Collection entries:
** START **

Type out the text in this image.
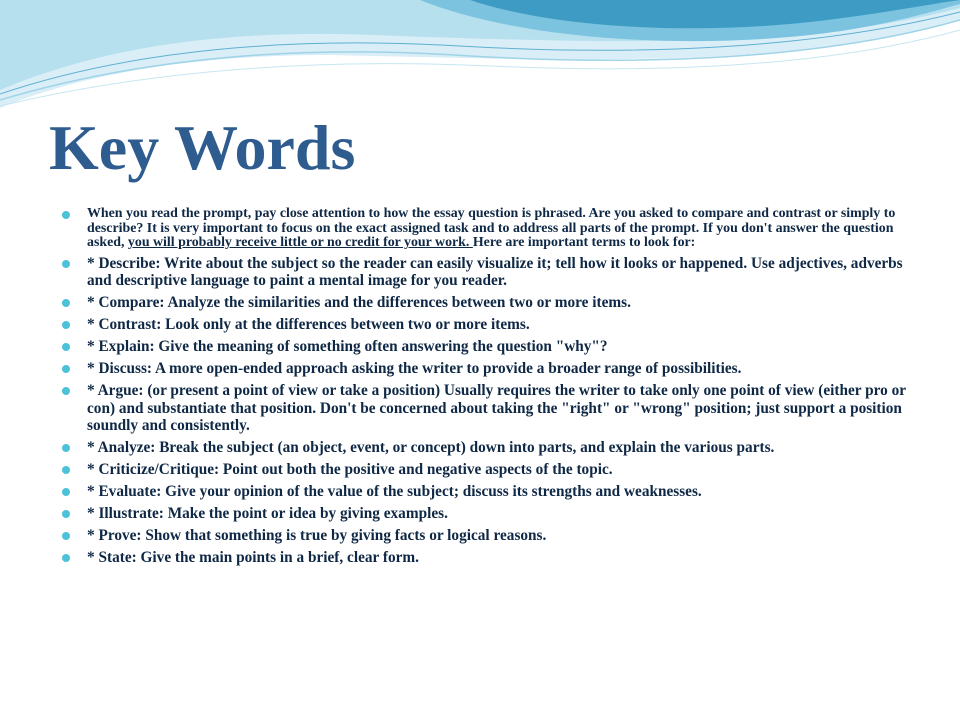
Key Words
When you read the prompt, pay close attention to how the essay question is phrased. Are you asked to compare and contrast or simply to describe? It is very important to focus on the exact assigned task and to address all parts of the prompt. If you don't answer the question asked, you will probably receive little or no credit for your work. Here are important terms to look for:
* Describe: Write about the subject so the reader can easily visualize it; tell how it looks or happened. Use adjectives, adverbs and descriptive language to paint a mental image for you reader.
* Compare: Analyze the similarities and the differences between two or more items.
* Contrast: Look only at the differences between two or more items.
* Explain: Give the meaning of something often answering the question "why"?
* Discuss: A more open-ended approach asking the writer to provide a broader range of possibilities.
* Argue: (or present a point of view or take a position) Usually requires the writer to take only one point of view (either pro or con) and substantiate that position. Don't be concerned about taking the "right" or "wrong" position; just support a position soundly and consistently.
* Analyze: Break the subject (an object, event, or concept) down into parts, and explain the various parts.
* Criticize/Critique: Point out both the positive and negative aspects of the topic.
* Evaluate: Give your opinion of the value of the subject; discuss its strengths and weaknesses.
* Illustrate: Make the point or idea by giving examples.
* Prove: Show that something is true by giving facts or logical reasons.
* State: Give the main points in a brief, clear form.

** END **

REQUIREMENTS: Go through the listing above and report how many of its lines contain the word "items", with only the number as output.

SOLUTION FOR THIS PROBLEM: 2